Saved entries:
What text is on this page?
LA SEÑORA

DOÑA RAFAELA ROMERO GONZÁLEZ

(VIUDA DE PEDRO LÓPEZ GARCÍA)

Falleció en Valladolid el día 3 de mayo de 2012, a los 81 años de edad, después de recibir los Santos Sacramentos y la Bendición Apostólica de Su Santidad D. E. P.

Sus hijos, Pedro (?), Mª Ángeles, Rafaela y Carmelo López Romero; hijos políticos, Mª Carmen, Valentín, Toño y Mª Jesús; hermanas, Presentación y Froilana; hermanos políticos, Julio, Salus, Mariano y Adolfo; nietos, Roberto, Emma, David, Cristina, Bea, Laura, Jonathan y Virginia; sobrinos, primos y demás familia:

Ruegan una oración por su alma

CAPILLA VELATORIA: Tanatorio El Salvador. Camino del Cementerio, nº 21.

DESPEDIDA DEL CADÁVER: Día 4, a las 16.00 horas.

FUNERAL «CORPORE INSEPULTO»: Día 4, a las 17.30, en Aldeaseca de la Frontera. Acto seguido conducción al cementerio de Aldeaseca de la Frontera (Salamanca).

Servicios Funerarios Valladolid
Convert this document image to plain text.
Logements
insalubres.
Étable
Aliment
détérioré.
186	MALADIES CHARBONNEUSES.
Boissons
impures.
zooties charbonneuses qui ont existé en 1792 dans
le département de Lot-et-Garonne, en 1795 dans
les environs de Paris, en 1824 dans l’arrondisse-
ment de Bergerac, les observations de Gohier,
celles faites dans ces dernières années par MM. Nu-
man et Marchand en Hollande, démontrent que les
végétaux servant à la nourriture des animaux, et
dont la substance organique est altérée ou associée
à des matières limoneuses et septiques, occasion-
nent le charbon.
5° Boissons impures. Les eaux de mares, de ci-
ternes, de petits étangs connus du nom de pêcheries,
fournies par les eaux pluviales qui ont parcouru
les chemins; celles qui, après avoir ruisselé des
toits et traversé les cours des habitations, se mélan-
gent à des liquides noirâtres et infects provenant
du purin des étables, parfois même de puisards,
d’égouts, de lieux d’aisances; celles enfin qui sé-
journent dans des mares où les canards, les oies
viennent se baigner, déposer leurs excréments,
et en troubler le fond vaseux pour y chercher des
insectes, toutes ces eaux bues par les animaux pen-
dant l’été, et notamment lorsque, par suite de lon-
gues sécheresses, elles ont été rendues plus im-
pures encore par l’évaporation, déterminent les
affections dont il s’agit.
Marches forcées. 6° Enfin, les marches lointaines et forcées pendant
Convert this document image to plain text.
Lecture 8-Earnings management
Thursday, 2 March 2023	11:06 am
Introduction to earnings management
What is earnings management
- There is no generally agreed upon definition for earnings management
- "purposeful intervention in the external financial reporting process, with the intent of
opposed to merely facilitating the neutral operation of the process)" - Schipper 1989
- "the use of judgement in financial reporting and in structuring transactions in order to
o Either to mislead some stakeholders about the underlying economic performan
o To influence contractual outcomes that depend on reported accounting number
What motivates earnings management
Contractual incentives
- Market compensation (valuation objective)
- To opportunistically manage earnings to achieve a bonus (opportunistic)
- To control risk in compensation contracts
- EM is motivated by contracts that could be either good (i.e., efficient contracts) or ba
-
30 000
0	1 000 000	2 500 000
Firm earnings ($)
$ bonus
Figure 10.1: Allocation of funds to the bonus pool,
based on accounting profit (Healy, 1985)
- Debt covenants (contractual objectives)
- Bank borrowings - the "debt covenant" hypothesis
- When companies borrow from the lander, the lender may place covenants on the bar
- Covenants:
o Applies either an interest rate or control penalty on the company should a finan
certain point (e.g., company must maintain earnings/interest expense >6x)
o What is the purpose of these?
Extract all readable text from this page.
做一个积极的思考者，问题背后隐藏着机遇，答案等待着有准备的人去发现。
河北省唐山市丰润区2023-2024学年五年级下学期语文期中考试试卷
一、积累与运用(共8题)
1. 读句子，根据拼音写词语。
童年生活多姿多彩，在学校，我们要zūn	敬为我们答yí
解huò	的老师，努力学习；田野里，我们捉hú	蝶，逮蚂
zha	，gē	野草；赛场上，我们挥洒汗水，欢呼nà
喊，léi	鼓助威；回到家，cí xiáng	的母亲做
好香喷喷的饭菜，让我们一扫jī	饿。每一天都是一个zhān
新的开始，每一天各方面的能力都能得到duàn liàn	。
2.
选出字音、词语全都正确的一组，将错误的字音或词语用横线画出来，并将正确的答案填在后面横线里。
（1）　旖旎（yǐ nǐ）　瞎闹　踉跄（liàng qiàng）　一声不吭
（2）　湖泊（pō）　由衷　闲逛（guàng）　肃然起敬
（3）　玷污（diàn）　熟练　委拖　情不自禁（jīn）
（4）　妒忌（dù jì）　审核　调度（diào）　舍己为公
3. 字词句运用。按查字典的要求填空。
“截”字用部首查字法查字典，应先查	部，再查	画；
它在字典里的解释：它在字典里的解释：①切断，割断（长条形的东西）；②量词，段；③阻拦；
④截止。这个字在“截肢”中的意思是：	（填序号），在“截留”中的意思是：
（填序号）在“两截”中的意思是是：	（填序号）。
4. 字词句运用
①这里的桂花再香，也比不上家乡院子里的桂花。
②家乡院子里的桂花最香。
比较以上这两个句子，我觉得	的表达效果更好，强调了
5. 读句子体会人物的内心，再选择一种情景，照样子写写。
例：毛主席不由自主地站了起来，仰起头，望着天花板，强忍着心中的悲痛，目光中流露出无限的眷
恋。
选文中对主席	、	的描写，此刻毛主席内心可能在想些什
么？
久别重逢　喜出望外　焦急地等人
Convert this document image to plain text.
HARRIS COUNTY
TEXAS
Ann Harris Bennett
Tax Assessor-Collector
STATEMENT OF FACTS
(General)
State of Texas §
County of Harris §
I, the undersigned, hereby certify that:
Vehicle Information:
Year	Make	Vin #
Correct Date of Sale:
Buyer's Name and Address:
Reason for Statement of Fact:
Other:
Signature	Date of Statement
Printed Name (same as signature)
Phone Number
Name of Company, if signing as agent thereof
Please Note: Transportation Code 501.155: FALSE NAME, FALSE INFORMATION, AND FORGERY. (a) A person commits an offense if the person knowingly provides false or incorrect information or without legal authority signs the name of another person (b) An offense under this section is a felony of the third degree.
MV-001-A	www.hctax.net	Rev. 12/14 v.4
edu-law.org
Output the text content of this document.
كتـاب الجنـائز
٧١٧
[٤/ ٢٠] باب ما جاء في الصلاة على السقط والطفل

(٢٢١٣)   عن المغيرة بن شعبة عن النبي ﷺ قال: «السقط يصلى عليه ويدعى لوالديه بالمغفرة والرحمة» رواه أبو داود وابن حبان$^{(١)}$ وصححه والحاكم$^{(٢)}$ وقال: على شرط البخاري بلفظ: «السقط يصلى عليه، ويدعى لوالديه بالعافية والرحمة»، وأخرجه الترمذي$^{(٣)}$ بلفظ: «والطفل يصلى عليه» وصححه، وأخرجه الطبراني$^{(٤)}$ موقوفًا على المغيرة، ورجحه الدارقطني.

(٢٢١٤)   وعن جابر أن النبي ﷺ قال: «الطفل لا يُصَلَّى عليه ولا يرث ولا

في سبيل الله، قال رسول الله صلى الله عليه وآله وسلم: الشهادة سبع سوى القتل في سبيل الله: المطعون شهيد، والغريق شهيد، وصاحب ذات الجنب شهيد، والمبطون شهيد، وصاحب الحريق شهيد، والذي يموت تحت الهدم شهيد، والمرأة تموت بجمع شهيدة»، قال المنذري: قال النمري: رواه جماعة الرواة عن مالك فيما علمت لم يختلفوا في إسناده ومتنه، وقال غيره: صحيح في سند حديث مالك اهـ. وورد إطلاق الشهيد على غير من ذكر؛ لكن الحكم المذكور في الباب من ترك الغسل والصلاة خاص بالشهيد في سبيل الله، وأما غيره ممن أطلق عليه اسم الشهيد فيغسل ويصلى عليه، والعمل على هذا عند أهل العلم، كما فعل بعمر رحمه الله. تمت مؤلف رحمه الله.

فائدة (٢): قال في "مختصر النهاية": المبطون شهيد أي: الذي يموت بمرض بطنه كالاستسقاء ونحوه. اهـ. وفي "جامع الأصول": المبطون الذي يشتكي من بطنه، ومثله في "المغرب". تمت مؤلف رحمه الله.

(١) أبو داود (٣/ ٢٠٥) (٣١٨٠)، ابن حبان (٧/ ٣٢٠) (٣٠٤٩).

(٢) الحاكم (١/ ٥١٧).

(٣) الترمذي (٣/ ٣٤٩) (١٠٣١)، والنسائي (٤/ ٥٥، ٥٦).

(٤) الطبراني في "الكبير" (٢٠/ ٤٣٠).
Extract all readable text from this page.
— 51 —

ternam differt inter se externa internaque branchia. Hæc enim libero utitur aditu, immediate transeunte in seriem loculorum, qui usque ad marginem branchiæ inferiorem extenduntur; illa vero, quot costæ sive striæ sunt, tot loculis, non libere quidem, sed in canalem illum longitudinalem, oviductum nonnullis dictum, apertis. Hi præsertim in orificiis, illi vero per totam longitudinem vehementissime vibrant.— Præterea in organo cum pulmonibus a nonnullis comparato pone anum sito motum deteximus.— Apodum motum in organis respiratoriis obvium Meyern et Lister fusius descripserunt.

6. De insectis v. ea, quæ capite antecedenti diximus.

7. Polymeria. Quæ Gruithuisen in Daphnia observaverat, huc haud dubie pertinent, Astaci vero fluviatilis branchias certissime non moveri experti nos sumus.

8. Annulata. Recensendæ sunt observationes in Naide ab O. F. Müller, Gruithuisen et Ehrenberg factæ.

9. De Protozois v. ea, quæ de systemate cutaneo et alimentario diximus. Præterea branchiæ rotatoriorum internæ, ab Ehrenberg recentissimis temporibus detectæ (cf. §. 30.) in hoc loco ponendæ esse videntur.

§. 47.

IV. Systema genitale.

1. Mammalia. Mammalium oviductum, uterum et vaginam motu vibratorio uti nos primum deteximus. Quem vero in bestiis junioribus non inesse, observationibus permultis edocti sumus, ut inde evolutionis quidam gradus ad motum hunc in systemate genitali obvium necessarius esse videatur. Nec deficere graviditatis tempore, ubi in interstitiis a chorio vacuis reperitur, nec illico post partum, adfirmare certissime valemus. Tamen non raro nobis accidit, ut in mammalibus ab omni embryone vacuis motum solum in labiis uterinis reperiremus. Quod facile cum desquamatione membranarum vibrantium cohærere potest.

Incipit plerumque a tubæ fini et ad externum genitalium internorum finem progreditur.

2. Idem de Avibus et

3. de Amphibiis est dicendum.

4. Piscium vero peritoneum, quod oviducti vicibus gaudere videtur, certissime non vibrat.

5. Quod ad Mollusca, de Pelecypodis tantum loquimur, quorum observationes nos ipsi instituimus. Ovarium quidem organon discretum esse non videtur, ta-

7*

### [Work instructions]
State how many lines of the listing hold the string "financial"; reply with the number and nothing else.

### [Solution for this exercise]
2